> [EXERCISE INSTRUCTIONS]:
**1)** In the blog post, what does Brinkley say the exclusivity agreement requires?
**2)** In one to three sentences, explain why the blog post rejects Brinkley's claim that Larry Thurlow lied.

> [EXERCISE TEXT]:
Things are looking good in Fallujah right now. Wow, that sounds like an oxymoron. Things are looking relatively good, I should say. Stay tuned...

Blogs of War

Great blog site, and I can't believe I haven't linked to it yet. It has more links than you'll ever be able to follow, but check it out when you get a chance- you won't be disappointed. It's amazing how much real information you can get from people who aren't concerned with turning a profit.


In a recent post, I claimed that Douglas Brinkley, Author of the John Kerry biofarce Tour of Duty, was calling for Kerry to sign the Form 180. While this appears to be at least partially true, I incorrectly deduced that the inept biographer doubted the validity of his source (Kerry). I tracked down the real story, and it appears that Brinkley just wanted to get reporters off his back! Here's an excerpt:

The Kerry campaign has refused to release Kerry's personal Vietnam archive, including his journals and letters, saying that the senator is contractually bound to grant Brinkley exclusive access to the material. But Brinkley said this week the papers are the property of the senator and in his full control.

"I don't mind if John Kerry shows anybody anything," he said. "If he wants to let anybody in, that's his business. Go bug John Kerry, and leave me alone." The exclusivity agreement, he said, simply requires "that anybody quoting any of the material needs to cite my book."

I bring this up, because I just saw him on Fox giving an interview. Brinkley lied his face off, and I couldn't believe my ears. I agree with Boston Globe columnist Alex Beam- "These days, Brinkley is acting a lot less like a historian and a lot more like a PR flack for John Kerry."

Here's what really fired me up- when asked about the Swiftees, Brinkley said (not an exact quote), "Well, you know- some of them have already been caught in a lie. Like Larry Thurlow- he said there was no enemy fire that day when Kerry got the Bronze Star. Well, it turns out Larry Thurlow got a Bronze Star for the same incident, and his citation said there was enemy fire, so clearly he was lying." And the Fox Newsies just sat there and nodded. Unbelievable. This is the kind of unforgivable dishonesty that lives and breathes in mainstream media. How in the world does he arrive at his assertion that Thurlow lied?

Thurlow got that award in the mail after the war- after he had served his time and he was busy restarting his life. He read the citation, shook his head because he knew it was false, tucked it away somewhere, and forgot about it. Why would he want to go out of his way to go set the record straight? What difference would it make? If he never planned to throw it at the White House, wear it, show it off, talk about it, or write about it- why bother even thinking about it? He did exactly what I would have done. He did what most vets would have done. Unlike John Kerry, he did not write his own citation. He just happened to get an award for someone's (I'd bet the farm it was Kerry's) bogus write-up. You can't impeach Mr. Thurlow's credibility with someone else's statement. Thurlow did nothing wrong. Read this WaPo article and you'll see that despite the Post's efforts to spin it- Thurlow never contradicted himself. So he didn't drive 500 miles to the nearest Navy base to contest the Bronze Star- does that make him a liar? Not even. If Brinkley produced one quote or even one shred of evidence that proves that Thurlow ever endorsed his award for the reasons given on the citation, then I'd say Thurlow's a liar. But Brinkley has no such evidence, because no such evidence exists. Brinkley called Thurlow, who is without a doubt a true American war hero, a liar on national TV. That's despicable. He should be ashamed.

> [SUPPLIED RECORDS]:
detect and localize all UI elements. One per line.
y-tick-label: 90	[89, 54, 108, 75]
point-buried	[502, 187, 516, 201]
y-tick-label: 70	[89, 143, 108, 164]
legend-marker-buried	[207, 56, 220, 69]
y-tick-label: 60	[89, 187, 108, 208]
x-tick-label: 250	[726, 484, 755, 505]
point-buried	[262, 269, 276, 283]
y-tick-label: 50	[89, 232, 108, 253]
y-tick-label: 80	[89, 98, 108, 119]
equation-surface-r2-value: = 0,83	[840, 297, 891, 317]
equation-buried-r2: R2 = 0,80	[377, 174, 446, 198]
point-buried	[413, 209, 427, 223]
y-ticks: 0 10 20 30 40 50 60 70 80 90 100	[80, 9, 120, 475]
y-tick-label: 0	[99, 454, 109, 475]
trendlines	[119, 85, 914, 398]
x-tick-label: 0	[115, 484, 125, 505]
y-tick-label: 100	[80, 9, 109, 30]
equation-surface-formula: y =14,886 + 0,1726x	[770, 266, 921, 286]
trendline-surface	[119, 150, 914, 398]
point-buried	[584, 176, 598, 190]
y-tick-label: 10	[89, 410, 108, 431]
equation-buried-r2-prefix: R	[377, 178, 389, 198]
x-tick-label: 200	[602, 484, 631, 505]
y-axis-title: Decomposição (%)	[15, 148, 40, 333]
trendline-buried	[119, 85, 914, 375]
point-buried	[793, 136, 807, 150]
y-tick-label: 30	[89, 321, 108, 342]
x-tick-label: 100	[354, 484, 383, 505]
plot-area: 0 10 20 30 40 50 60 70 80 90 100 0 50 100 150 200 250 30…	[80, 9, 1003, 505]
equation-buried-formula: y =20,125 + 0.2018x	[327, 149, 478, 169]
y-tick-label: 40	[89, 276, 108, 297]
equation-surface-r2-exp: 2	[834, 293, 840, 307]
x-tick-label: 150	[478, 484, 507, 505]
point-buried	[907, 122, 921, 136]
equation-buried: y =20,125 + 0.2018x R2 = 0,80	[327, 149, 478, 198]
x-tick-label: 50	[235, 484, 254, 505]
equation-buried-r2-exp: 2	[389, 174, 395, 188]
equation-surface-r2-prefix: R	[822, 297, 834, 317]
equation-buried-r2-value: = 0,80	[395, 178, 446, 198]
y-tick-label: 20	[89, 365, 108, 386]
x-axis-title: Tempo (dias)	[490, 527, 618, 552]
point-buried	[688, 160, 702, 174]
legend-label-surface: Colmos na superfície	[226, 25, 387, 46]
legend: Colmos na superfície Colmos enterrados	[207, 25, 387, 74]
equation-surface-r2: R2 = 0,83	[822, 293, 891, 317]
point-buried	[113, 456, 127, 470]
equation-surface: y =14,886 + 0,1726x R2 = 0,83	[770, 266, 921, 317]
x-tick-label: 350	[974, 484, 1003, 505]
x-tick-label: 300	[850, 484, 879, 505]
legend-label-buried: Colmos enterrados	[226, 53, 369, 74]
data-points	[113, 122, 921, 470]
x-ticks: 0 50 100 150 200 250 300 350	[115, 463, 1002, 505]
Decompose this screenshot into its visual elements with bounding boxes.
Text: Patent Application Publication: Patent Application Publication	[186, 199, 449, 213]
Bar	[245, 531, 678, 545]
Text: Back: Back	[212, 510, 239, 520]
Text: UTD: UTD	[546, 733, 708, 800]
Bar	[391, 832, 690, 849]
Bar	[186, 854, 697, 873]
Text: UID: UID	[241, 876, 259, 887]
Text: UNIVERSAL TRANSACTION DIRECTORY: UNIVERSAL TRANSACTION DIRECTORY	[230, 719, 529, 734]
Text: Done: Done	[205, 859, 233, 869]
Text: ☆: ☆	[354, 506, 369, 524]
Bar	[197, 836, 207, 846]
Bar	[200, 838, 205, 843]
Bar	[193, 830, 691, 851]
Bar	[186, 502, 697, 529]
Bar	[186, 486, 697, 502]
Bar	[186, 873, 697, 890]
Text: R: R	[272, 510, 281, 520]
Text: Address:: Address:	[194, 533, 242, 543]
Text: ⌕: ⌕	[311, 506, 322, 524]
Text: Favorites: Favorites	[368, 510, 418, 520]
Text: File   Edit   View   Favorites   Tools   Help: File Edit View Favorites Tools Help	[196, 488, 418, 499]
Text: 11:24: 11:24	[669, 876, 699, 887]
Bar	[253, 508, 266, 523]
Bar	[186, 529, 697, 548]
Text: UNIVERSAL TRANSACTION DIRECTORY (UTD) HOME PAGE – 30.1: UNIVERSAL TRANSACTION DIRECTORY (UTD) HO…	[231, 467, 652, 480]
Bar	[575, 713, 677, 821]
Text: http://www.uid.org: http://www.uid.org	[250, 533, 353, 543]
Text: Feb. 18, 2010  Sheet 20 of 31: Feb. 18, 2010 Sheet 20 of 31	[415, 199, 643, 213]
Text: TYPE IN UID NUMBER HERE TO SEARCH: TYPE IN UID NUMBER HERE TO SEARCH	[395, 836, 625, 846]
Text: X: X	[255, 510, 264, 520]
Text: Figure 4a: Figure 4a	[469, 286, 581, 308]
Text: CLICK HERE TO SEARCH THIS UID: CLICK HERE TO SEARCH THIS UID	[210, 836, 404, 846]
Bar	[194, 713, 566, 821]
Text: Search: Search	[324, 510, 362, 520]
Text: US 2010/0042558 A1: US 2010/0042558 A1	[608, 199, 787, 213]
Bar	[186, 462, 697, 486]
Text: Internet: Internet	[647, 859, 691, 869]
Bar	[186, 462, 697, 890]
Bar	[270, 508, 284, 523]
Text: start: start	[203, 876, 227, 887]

> [EXERCISE RESPONSES]:
**1)** It requires that anybody quoting any of the material cite his book.

**2)** Thurlow received the Bronze Star in the mail after the war, knew its citation was false, put it away, and did not write that citation himself, so his credibility can't be impeached by someone else's statement. Brinkley also has no evidence that Thurlow ever endorsed the award for the reasons the citation gives.